Required work — Update the data below so that every "story-paragraph" becomes "story-block", with everything else left unchanged.

══ Material provided ══

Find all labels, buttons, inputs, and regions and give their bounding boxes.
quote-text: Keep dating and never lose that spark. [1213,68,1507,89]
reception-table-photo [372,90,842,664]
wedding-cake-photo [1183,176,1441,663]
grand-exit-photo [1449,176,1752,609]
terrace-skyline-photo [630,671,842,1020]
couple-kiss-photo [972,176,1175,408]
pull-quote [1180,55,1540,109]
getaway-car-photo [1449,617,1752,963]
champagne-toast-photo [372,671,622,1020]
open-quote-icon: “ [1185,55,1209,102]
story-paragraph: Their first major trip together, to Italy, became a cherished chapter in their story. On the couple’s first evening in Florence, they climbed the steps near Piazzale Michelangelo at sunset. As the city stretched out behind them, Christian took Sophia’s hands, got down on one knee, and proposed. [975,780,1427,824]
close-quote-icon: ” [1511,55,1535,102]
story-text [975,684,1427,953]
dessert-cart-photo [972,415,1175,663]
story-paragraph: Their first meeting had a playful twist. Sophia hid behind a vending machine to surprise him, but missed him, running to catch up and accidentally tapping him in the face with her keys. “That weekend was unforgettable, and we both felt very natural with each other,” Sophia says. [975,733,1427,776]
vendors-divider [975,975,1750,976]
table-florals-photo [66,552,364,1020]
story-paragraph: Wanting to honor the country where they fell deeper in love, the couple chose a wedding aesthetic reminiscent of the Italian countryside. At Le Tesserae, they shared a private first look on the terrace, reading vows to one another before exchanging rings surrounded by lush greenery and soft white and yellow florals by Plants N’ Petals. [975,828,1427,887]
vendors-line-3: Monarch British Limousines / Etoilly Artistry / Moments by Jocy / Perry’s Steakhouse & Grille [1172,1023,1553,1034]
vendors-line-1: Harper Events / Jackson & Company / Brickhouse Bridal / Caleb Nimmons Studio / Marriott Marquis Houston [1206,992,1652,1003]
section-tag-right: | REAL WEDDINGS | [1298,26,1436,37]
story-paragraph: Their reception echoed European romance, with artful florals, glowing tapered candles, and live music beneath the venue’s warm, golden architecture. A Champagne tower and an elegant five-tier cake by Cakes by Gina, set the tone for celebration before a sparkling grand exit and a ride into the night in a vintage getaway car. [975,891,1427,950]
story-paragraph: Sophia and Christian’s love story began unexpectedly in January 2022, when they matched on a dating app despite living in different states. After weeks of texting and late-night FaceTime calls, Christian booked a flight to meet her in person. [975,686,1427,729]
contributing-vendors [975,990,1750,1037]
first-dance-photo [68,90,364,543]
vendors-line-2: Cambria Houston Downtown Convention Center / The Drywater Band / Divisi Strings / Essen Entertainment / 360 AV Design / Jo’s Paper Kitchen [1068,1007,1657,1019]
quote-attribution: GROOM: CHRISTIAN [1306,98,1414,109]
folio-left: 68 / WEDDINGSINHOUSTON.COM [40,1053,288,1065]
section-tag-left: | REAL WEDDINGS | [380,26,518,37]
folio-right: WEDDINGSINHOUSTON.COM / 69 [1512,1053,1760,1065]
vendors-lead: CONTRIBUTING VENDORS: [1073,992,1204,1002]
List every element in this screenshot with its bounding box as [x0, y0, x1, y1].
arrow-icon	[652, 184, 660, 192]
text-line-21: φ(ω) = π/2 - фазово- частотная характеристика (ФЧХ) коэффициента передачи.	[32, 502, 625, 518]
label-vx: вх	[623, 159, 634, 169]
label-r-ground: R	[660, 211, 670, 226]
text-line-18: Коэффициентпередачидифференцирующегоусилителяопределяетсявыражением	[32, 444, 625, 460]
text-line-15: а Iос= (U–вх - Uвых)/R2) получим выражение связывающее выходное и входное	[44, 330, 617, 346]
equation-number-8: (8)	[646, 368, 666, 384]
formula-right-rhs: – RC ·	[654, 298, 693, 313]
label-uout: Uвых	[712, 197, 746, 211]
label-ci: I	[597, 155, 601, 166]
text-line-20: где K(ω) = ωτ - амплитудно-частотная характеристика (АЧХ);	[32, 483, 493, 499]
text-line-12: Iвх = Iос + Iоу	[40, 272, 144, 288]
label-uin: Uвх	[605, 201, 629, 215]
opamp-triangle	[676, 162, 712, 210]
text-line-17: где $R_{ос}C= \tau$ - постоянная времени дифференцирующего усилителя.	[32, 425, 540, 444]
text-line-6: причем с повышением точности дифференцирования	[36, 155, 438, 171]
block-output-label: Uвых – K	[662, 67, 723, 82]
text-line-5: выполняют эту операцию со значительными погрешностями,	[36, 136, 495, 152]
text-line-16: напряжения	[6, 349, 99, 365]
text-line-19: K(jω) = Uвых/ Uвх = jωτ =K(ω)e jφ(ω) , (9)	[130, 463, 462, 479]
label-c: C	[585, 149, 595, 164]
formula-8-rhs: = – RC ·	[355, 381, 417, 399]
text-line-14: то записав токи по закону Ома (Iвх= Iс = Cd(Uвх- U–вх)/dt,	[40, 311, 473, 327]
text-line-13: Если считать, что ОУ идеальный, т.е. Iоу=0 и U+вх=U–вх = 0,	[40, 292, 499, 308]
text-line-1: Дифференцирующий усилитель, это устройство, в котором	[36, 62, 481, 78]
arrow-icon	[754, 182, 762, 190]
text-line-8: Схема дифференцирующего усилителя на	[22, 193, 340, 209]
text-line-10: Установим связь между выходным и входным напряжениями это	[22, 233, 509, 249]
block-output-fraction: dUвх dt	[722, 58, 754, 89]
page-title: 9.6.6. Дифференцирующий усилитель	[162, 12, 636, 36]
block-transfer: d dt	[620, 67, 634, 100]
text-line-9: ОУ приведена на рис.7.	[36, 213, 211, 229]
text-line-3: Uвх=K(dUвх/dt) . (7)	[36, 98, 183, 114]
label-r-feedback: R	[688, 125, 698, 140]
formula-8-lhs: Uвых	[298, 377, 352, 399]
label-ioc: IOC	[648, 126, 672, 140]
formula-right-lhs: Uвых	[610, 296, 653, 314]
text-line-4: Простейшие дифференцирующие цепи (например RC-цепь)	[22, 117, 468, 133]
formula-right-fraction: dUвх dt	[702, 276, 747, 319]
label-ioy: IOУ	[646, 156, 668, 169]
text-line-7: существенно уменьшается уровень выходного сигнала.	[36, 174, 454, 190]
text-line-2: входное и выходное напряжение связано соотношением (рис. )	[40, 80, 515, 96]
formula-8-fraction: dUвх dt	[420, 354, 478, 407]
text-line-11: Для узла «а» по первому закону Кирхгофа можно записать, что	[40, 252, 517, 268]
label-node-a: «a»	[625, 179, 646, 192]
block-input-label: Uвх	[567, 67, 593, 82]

═══

Output of the task —
Find all labels, buttons, inputs, and regions and give their bounding boxes.
quote-text: Keep dating and never lose that spark. [1213,68,1507,89]
reception-table-photo [372,90,842,664]
wedding-cake-photo [1183,176,1441,663]
grand-exit-photo [1449,176,1752,609]
terrace-skyline-photo [630,671,842,1020]
couple-kiss-photo [972,176,1175,408]
pull-quote [1180,55,1540,109]
getaway-car-photo [1449,617,1752,963]
champagne-toast-photo [372,671,622,1020]
open-quote-icon: “ [1185,55,1209,102]
story-block: Their first major trip together, to Italy, became a cherished chapter in their story. On the couple’s first evening in Florence, they climbed the steps near Piazzale Michelangelo at sunset. As the city stretched out behind them, Christian took Sophia’s hands, got down on one knee, and proposed. [975,780,1427,824]
close-quote-icon: ” [1511,55,1535,102]
story-text [975,684,1427,953]
dessert-cart-photo [972,415,1175,663]
story-block: Their first meeting had a playful twist. Sophia hid behind a vending machine to surprise him, but missed him, running to catch up and accidentally tapping him in the face with her keys. “That weekend was unforgettable, and we both felt very natural with each other,” Sophia says. [975,733,1427,776]
vendors-divider [975,975,1750,976]
table-florals-photo [66,552,364,1020]
story-block: Wanting to honor the country where they fell deeper in love, the couple chose a wedding aesthetic reminiscent of the Italian countryside. At Le Tesserae, they shared a private first look on the terrace, reading vows to one another before exchanging rings surrounded by lush greenery and soft white and yellow florals by Plants N’ Petals. [975,828,1427,887]
vendors-line-3: Monarch British Limousines / Etoilly Artistry / Moments by Jocy / Perry’s Steakhouse & Grille [1172,1023,1553,1034]
vendors-line-1: Harper Events / Jackson & Company / Brickhouse Bridal / Caleb Nimmons Studio / Marriott Marquis Houston [1206,992,1652,1003]
section-tag-right: | REAL WEDDINGS | [1298,26,1436,37]
story-block: Their reception echoed European romance, with artful florals, glowing tapered candles, and live music beneath the venue’s warm, golden architecture. A Champagne tower and an elegant five-tier cake by Cakes by Gina, set the tone for celebration before a sparkling grand exit and a ride into the night in a vintage getaway car. [975,891,1427,950]
story-block: Sophia and Christian’s love story began unexpectedly in January 2022, when they matched on a dating app despite living in different states. After weeks of texting and late-night FaceTime calls, Christian booked a flight to meet her in person. [975,686,1427,729]
contributing-vendors [975,990,1750,1037]
first-dance-photo [68,90,364,543]
vendors-line-2: Cambria Houston Downtown Convention Center / The Drywater Band / Divisi Strings / Essen Entertainment / 360 AV Design / Jo’s Paper Kitchen [1068,1007,1657,1019]
quote-attribution: GROOM: CHRISTIAN [1306,98,1414,109]
folio-left: 68 / WEDDINGSINHOUSTON.COM [40,1053,288,1065]
section-tag-left: | REAL WEDDINGS | [380,26,518,37]
folio-right: WEDDINGSINHOUSTON.COM / 69 [1512,1053,1760,1065]
vendors-lead: CONTRIBUTING VENDORS: [1073,992,1204,1002]
List every element in this screenshot with its bounding box as [x0, y0, x1, y1].
arrow-icon	[652, 184, 660, 192]
text-line-21: φ(ω) = π/2 - фазово- частотная характеристика (ФЧХ) коэффициента передачи.	[32, 502, 625, 518]
label-vx: вх	[623, 159, 634, 169]
label-r-ground: R	[660, 211, 670, 226]
text-line-18: Коэффициентпередачидифференцирующегоусилителяопределяетсявыражением	[32, 444, 625, 460]
text-line-15: а Iос= (U–вх - Uвых)/R2) получим выражение связывающее выходное и входное	[44, 330, 617, 346]
equation-number-8: (8)	[646, 368, 666, 384]
formula-right-rhs: – RC ·	[654, 298, 693, 313]
label-uout: Uвых	[712, 197, 746, 211]
label-ci: I	[597, 155, 601, 166]
text-line-20: где K(ω) = ωτ - амплитудно-частотная характеристика (АЧХ);	[32, 483, 493, 499]
text-line-12: Iвх = Iос + Iоу	[40, 272, 144, 288]
label-uin: Uвх	[605, 201, 629, 215]
opamp-triangle	[676, 162, 712, 210]
text-line-17: где $R_{ос}C= \tau$ - постоянная времени дифференцирующего усилителя.	[32, 425, 540, 444]
text-line-6: причем с повышением точности дифференцирования	[36, 155, 438, 171]
block-output-label: Uвых – K	[662, 67, 723, 82]
text-line-5: выполняют эту операцию со значительными погрешностями,	[36, 136, 495, 152]
text-line-16: напряжения	[6, 349, 99, 365]
text-line-19: K(jω) = Uвых/ Uвх = jωτ =K(ω)e jφ(ω) , (9)	[130, 463, 462, 479]
label-c: C	[585, 149, 595, 164]
formula-8-rhs: = – RC ·	[355, 381, 417, 399]
text-line-14: то записав токи по закону Ома (Iвх= Iс = Cd(Uвх- U–вх)/dt,	[40, 311, 473, 327]
text-line-13: Если считать, что ОУ идеальный, т.е. Iоу=0 и U+вх=U–вх = 0,	[40, 292, 499, 308]
text-line-1: Дифференцирующий усилитель, это устройство, в котором	[36, 62, 481, 78]
arrow-icon	[754, 182, 762, 190]
text-line-8: Схема дифференцирующего усилителя на	[22, 193, 340, 209]
text-line-10: Установим связь между выходным и входным напряжениями это	[22, 233, 509, 249]
block-output-fraction: dUвх dt	[722, 58, 754, 89]
page-title: 9.6.6. Дифференцирующий усилитель	[162, 12, 636, 36]
block-transfer: d dt	[620, 67, 634, 100]
text-line-9: ОУ приведена на рис.7.	[36, 213, 211, 229]
text-line-3: Uвх=K(dUвх/dt) . (7)	[36, 98, 183, 114]
label-r-feedback: R	[688, 125, 698, 140]
formula-8-lhs: Uвых	[298, 377, 352, 399]
label-ioc: IOC	[648, 126, 672, 140]
formula-right-lhs: Uвых	[610, 296, 653, 314]
text-line-4: Простейшие дифференцирующие цепи (например RC-цепь)	[22, 117, 468, 133]
formula-right-fraction: dUвх dt	[702, 276, 747, 319]
label-ioy: IOУ	[646, 156, 668, 169]
text-line-7: существенно уменьшается уровень выходного сигнала.	[36, 174, 454, 190]
text-line-2: входное и выходное напряжение связано соотношением (рис. )	[40, 80, 515, 96]
formula-8-fraction: dUвх dt	[420, 354, 478, 407]
text-line-11: Для узла «а» по первому закону Кирхгофа можно записать, что	[40, 252, 517, 268]
label-node-a: «a»	[625, 179, 646, 192]
block-input-label: Uвх	[567, 67, 593, 82]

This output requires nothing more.